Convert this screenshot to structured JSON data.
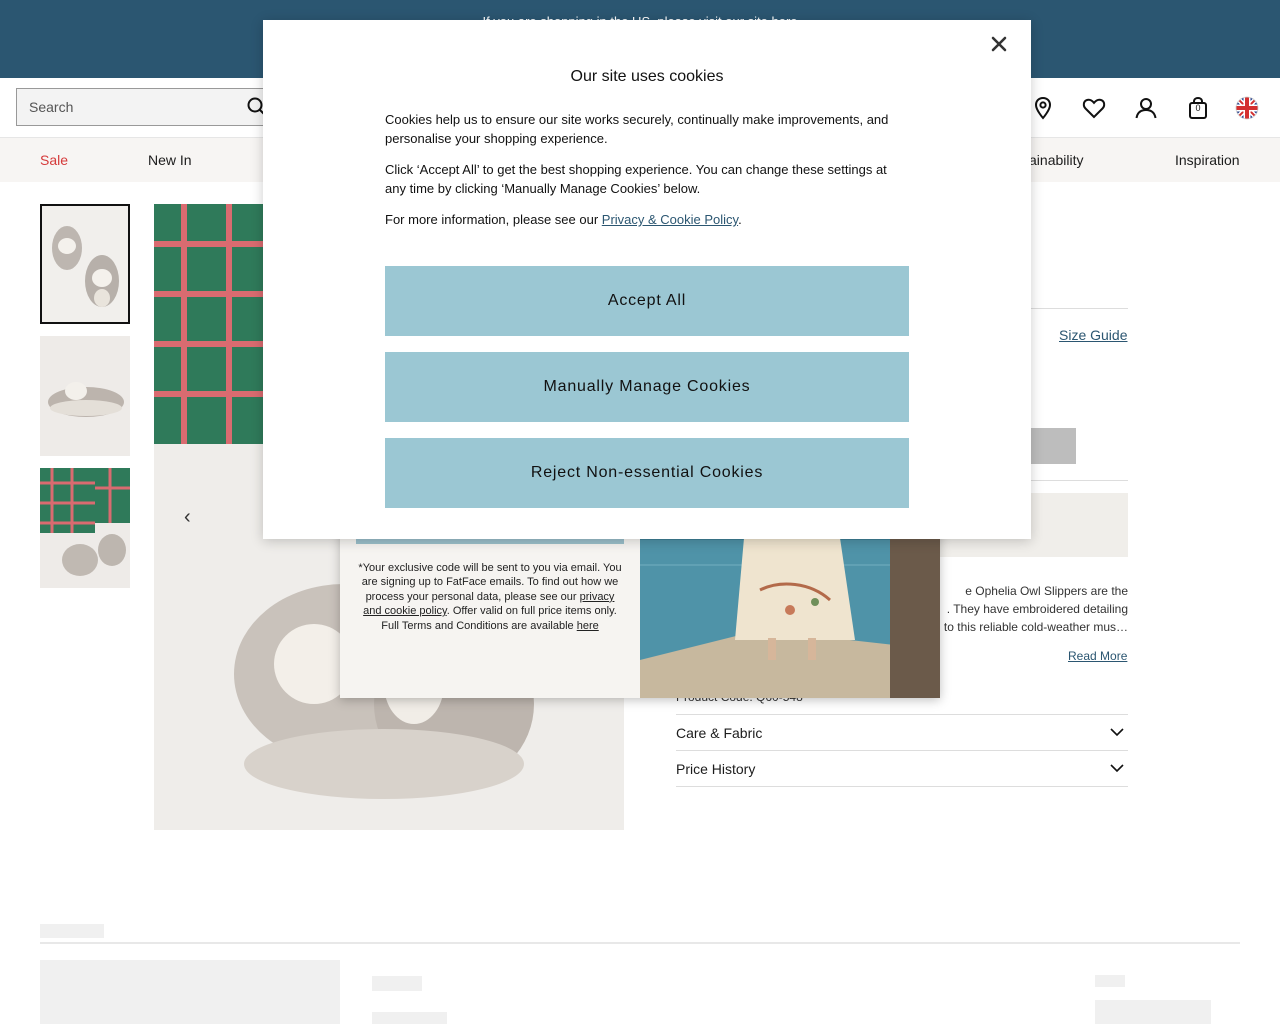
{
  "banner": {
    "text": "If you are shopping in the US, please visit our site here"
  },
  "header": {
    "search_placeholder": "Search",
    "icons": [
      "search-icon",
      "location-pin-icon",
      "heart-icon",
      "account-icon",
      "bag-icon",
      "uk-flag-icon"
    ],
    "bag_count": "0"
  },
  "nav": {
    "items": [
      {
        "label": "Sale"
      },
      {
        "label": "New In"
      },
      {
        "label": "Sustainability"
      },
      {
        "label": "Inspiration"
      }
    ]
  },
  "product": {
    "size_guide": "Size Guide",
    "description_lines": [
      "e Ophelia Owl Slippers are the",
      ". They have embroidered detailing",
      "to this reliable cold-weather mus…"
    ],
    "read_more": "Read More",
    "product_code": "Product Code: Q60-548",
    "accordions": [
      {
        "label": "Care & Fabric"
      },
      {
        "label": "Price History"
      }
    ],
    "gallery_prev": "‹"
  },
  "signup": {
    "fine_print_1": "*Your exclusive code will be sent to you via email. You are signing up to FatFace emails. To find out how we process your personal data, please see our",
    "privacy_link": "privacy and cookie policy",
    "fine_print_2": ". Offer valid on full price items only. Full Terms and Conditions are available",
    "terms_link": "here"
  },
  "cookie": {
    "title": "Our site uses cookies",
    "para1": "Cookies help us to ensure our site works securely, continually make improvements, and personalise your shopping experience.",
    "para2": "Click ‘Accept All’ to get the best shopping experience. You can change these settings at any time by clicking ‘Manually Manage Cookies’ below.",
    "para3_prefix": "For more information, please see our ",
    "policy_link": "Privacy & Cookie Policy",
    "para3_suffix": ".",
    "accept_all": "Accept All",
    "manage": "Manually Manage Cookies",
    "reject": "Reject Non-essential Cookies"
  },
  "colors": {
    "banner": "#2b5671",
    "cookie_button": "#9bc7d3",
    "sale": "#d53a3a",
    "link": "#2b5671"
  }
}
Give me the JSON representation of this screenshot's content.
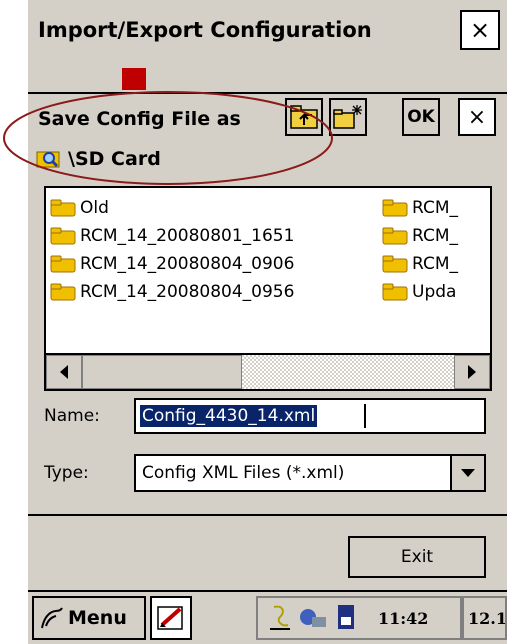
{
  "window": {
    "title": "Import/Export Configuration",
    "close_label": "×"
  },
  "dialog": {
    "title": "Save Config File as",
    "ok_label": "OK",
    "close_label": "×",
    "path": "\\SD Card",
    "files_col1": [
      "Old",
      "RCM_14_20080801_1651",
      "RCM_14_20080804_0906",
      "RCM_14_20080804_0956"
    ],
    "files_col2": [
      "RCM_",
      "RCM_",
      "RCM_",
      "Upda"
    ],
    "name_label": "Name:",
    "name_value": "Config_4430_14.xml",
    "type_label": "Type:",
    "type_value": "Config XML Files (*.xml)"
  },
  "footer": {
    "exit_label": "Exit"
  },
  "taskbar": {
    "menu_label": "Menu",
    "clock": "11:42",
    "tray_text": "12.1"
  },
  "colors": {
    "annotation_ellipse": "#8b1a1a",
    "selection": "#0a246a",
    "folder": "#f0c000"
  }
}
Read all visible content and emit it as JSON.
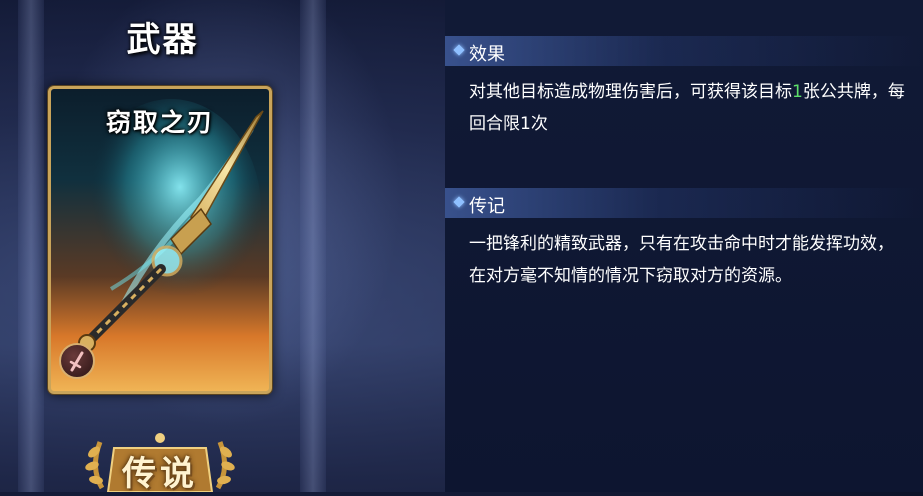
{
  "category_title": "武器",
  "card": {
    "name": "窃取之刃",
    "type_icon": "dagger-icon"
  },
  "rarity": {
    "label": "传说",
    "emblem_icon": "laurel-wreath-icon"
  },
  "sections": {
    "effect": {
      "title": "效果",
      "text_before": "对其他目标造成物理伤害后，可获得该目标",
      "highlight": "1",
      "text_after": "张公共牌，每回合限1次",
      "highlight_color": "#5de06a"
    },
    "lore": {
      "title": "传记",
      "text": "一把锋利的精致武器，只有在攻击命中时才能发挥功效，在对方毫不知情的情况下窃取对方的资源。"
    }
  }
}
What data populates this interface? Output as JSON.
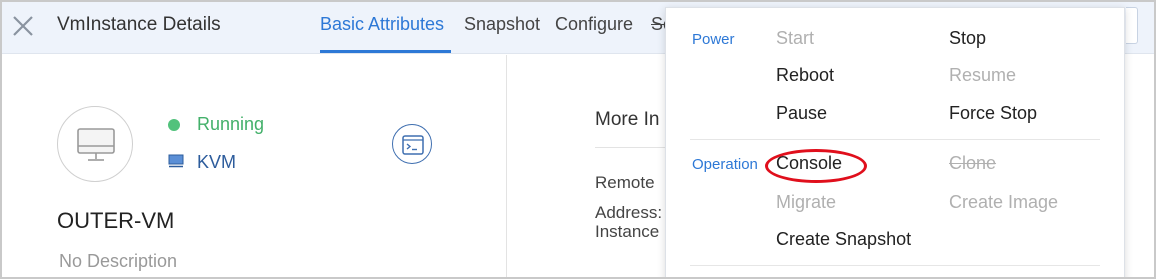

- Goal of the exercise -
Set the data above down again exactly as given, with no pictures.

- Finished exercise -
Convert this screenshot to structured JSON data.
{
  "banner": {
    "text": "If you are shopping in the US, please visit our site here"
  },
  "header": {
    "search_placeholder": "Search",
    "icons": [
      "search-icon",
      "location-pin-icon",
      "heart-icon",
      "account-icon",
      "bag-icon",
      "uk-flag-icon"
    ],
    "bag_count": "0"
  },
  "nav": {
    "items": [
      {
        "label": "Sale"
      },
      {
        "label": "New In"
      },
      {
        "label": "Sustainability"
      },
      {
        "label": "Inspiration"
      }
    ]
  },
  "product": {
    "size_guide": "Size Guide",
    "description_lines": [
      "e Ophelia Owl Slippers are the",
      ". They have embroidered detailing",
      "to this reliable cold-weather mus…"
    ],
    "read_more": "Read More",
    "product_code": "Product Code: Q60-548",
    "accordions": [
      {
        "label": "Care & Fabric"
      },
      {
        "label": "Price History"
      }
    ],
    "gallery_prev": "‹"
  },
  "signup": {
    "fine_print_1": "*Your exclusive code will be sent to you via email. You are signing up to FatFace emails. To find out how we process your personal data, please see our",
    "privacy_link": "privacy and cookie policy",
    "fine_print_2": ". Offer valid on full price items only. Full Terms and Conditions are available",
    "terms_link": "here"
  },
  "cookie": {
    "title": "Our site uses cookies",
    "para1": "Cookies help us to ensure our site works securely, continually make improvements, and personalise your shopping experience.",
    "para2": "Click ‘Accept All’ to get the best shopping experience. You can change these settings at any time by clicking ‘Manually Manage Cookies’ below.",
    "para3_prefix": "For more information, please see our ",
    "policy_link": "Privacy & Cookie Policy",
    "para3_suffix": ".",
    "accept_all": "Accept All",
    "manage": "Manually Manage Cookies",
    "reject": "Reject Non-essential Cookies"
  },
  "colors": {
    "banner": "#2b5671",
    "cookie_button": "#9bc7d3",
    "sale": "#d53a3a",
    "link": "#2b5671"
  }
}
Give me the JSON representation of this screenshot's content.
{
  "window": {
    "title": "Import/Export Configuration",
    "close_label": "×"
  },
  "dialog": {
    "title": "Save Config File as",
    "ok_label": "OK",
    "close_label": "×",
    "path": "\\SD Card",
    "files_col1": [
      "Old",
      "RCM_14_20080801_1651",
      "RCM_14_20080804_0906",
      "RCM_14_20080804_0956"
    ],
    "files_col2": [
      "RCM_",
      "RCM_",
      "RCM_",
      "Upda"
    ],
    "name_label": "Name:",
    "name_value": "Config_4430_14.xml",
    "type_label": "Type:",
    "type_value": "Config XML Files (*.xml)"
  },
  "footer": {
    "exit_label": "Exit"
  },
  "taskbar": {
    "menu_label": "Menu",
    "clock": "11:42",
    "tray_text": "12.1"
  },
  "colors": {
    "annotation_ellipse": "#8b1a1a",
    "selection": "#0a246a",
    "folder": "#f0c000"
  }
}
Read all visible content and emit it as JSON.
{
  "category_title": "武器",
  "card": {
    "name": "窃取之刃",
    "type_icon": "dagger-icon"
  },
  "rarity": {
    "label": "传说",
    "emblem_icon": "laurel-wreath-icon"
  },
  "sections": {
    "effect": {
      "title": "效果",
      "text_before": "对其他目标造成物理伤害后，可获得该目标",
      "highlight": "1",
      "text_after": "张公共牌，每回合限1次",
      "highlight_color": "#5de06a"
    },
    "lore": {
      "title": "传记",
      "text": "一把锋利的精致武器，只有在攻击命中时才能发挥功效，在对方毫不知情的情况下窃取对方的资源。"
    }
  }
}
What data populates this interface? Output as JSON.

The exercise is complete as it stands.